- [What this task involves]: Keep every line where the word "title" appears; drop the rest.

Figure collection entries
====

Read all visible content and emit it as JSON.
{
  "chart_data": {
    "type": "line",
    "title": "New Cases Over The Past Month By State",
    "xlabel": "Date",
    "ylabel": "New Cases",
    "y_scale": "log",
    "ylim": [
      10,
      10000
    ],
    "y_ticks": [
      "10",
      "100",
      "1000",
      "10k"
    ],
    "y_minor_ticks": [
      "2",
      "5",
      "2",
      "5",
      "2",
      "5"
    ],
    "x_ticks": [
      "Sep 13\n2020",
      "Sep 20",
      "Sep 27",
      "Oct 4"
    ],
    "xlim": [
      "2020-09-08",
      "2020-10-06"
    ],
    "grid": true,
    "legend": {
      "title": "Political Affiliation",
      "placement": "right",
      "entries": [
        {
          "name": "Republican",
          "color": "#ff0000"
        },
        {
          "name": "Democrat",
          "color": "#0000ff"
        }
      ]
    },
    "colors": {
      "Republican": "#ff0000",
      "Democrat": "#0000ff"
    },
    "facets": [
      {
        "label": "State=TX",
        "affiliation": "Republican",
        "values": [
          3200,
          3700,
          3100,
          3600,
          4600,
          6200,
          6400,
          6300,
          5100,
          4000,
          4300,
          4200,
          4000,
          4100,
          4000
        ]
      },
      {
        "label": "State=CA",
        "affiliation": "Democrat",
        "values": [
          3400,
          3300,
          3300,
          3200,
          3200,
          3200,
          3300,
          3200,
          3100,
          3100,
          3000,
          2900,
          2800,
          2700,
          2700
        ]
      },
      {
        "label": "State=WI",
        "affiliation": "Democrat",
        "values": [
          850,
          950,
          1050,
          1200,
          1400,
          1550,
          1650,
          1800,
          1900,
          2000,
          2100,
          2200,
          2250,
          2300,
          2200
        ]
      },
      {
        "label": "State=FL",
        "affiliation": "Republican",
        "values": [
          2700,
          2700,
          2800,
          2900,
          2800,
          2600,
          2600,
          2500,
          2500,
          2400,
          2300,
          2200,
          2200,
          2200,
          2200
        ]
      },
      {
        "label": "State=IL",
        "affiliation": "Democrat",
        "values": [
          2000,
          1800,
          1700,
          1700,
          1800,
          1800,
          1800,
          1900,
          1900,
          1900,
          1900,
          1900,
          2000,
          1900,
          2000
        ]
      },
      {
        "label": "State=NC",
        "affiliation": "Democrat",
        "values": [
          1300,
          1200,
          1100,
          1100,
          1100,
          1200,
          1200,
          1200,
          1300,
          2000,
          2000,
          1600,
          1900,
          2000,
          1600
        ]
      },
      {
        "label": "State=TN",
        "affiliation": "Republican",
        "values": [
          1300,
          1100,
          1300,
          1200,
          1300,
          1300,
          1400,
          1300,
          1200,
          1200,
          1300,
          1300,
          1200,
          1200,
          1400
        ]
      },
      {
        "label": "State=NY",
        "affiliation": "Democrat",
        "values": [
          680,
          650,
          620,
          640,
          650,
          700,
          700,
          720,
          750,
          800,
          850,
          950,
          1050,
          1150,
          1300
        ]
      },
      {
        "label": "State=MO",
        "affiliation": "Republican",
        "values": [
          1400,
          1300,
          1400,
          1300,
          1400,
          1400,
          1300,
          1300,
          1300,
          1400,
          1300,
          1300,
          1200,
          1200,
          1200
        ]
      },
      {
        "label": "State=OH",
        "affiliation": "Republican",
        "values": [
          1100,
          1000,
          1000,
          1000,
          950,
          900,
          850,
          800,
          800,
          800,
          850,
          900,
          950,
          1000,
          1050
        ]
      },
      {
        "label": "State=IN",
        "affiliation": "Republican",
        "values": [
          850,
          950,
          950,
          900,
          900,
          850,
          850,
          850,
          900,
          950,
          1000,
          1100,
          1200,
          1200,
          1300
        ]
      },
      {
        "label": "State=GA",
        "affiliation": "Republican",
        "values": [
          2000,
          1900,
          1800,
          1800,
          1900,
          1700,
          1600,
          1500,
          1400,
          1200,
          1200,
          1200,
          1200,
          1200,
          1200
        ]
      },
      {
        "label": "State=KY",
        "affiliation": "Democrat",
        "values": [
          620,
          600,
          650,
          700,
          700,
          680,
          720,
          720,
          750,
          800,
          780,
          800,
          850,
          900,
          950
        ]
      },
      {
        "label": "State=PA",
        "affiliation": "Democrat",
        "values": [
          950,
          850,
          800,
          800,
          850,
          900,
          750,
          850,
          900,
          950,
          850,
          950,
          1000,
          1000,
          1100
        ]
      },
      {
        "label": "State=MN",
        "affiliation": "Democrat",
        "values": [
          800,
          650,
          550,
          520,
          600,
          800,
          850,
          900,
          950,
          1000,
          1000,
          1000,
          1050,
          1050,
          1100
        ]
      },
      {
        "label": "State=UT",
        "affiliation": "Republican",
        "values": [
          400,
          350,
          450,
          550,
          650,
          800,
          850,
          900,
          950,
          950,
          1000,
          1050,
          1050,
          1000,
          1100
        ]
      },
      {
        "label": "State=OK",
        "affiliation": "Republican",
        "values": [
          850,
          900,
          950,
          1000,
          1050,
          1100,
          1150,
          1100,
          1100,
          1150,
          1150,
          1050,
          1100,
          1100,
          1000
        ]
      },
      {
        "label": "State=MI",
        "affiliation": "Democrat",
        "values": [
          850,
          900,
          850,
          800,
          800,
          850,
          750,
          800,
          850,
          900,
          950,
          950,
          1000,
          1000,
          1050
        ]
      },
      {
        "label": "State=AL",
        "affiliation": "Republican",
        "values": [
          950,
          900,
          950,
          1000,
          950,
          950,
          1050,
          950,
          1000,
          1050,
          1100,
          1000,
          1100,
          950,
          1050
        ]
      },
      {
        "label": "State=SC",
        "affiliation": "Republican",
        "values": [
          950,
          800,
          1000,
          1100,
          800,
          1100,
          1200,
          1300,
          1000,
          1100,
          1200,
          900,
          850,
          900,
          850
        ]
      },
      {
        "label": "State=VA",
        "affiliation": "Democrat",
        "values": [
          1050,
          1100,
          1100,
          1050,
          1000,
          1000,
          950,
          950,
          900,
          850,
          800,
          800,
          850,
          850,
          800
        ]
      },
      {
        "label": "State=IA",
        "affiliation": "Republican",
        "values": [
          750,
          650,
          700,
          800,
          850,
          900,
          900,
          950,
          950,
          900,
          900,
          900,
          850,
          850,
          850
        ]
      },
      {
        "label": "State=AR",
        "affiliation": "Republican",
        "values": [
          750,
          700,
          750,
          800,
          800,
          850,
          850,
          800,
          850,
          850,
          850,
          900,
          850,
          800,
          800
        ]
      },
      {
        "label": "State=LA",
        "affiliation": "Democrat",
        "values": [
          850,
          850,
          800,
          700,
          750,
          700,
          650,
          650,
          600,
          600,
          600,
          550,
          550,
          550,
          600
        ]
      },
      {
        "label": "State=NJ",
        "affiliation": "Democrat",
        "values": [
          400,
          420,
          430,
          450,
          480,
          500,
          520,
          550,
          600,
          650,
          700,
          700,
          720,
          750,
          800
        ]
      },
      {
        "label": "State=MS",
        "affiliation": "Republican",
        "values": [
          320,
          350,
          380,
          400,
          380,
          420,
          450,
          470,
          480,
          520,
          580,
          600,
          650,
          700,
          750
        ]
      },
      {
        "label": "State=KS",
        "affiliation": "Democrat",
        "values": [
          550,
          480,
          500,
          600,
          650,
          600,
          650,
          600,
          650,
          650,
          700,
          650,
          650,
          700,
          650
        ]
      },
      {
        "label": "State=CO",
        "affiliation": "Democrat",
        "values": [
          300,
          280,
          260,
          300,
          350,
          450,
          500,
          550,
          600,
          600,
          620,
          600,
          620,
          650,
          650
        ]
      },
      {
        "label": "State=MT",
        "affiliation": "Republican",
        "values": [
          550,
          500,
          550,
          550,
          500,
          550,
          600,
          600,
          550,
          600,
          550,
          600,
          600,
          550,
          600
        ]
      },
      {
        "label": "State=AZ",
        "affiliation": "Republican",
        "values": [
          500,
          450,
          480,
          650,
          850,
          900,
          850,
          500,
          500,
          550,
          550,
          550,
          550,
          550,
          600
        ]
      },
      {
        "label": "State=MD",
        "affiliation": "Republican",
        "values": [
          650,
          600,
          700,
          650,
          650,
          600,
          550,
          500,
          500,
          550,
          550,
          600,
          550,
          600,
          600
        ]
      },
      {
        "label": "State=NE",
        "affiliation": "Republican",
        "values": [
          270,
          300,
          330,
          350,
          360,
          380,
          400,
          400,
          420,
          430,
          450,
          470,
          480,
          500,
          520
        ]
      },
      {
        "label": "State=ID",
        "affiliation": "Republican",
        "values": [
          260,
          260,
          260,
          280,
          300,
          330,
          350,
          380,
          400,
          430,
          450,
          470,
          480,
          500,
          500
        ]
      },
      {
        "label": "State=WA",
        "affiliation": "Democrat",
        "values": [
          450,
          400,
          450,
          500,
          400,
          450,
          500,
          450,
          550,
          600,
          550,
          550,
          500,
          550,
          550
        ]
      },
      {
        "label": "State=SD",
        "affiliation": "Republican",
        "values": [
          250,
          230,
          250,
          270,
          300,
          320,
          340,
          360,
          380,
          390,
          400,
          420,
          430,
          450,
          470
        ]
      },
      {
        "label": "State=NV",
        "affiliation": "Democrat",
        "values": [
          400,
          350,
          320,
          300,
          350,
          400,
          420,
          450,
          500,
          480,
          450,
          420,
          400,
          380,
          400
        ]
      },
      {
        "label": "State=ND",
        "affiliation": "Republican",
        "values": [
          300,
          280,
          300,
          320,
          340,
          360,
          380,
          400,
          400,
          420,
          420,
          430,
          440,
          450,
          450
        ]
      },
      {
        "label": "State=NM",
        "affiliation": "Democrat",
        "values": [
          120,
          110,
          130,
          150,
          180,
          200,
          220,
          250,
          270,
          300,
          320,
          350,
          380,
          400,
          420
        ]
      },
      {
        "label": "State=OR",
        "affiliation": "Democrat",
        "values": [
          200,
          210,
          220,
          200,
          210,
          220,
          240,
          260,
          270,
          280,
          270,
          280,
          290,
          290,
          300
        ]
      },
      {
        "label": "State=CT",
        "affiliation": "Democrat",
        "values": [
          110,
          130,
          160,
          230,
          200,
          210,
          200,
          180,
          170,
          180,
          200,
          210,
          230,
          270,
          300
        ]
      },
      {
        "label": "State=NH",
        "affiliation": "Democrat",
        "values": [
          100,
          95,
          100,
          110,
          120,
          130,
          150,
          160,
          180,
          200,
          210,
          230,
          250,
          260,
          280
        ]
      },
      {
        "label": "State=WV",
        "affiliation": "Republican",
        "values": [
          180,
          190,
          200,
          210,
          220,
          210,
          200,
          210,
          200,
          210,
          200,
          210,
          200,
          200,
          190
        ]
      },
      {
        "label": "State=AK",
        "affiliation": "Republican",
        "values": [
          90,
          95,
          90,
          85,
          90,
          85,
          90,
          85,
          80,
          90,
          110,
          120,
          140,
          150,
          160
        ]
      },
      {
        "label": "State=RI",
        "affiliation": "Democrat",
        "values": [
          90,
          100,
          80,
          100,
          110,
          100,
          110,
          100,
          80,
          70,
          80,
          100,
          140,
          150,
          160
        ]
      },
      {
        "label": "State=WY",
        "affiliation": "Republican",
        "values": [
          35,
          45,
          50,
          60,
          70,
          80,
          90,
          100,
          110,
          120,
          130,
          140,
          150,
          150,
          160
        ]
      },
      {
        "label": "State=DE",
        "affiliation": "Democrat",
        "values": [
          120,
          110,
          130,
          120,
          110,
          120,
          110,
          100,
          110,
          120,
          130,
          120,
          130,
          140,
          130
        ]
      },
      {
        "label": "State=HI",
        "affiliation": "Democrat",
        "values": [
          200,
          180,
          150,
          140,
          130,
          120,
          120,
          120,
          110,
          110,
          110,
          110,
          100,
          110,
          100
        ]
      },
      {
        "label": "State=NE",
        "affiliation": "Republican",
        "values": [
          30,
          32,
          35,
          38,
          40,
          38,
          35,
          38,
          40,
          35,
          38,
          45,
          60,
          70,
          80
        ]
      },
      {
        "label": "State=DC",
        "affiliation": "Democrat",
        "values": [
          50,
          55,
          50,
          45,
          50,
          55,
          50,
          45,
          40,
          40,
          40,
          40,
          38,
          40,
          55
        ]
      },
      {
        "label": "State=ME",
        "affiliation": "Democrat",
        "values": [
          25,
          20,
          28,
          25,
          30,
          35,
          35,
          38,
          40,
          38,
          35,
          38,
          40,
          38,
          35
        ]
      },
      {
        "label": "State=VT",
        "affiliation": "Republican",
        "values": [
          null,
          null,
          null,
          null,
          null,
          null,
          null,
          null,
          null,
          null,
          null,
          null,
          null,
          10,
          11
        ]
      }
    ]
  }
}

====

- [Exercise output]:
    "title": "New Cases Over The Past Month By State",
      "title": "Political Affiliation",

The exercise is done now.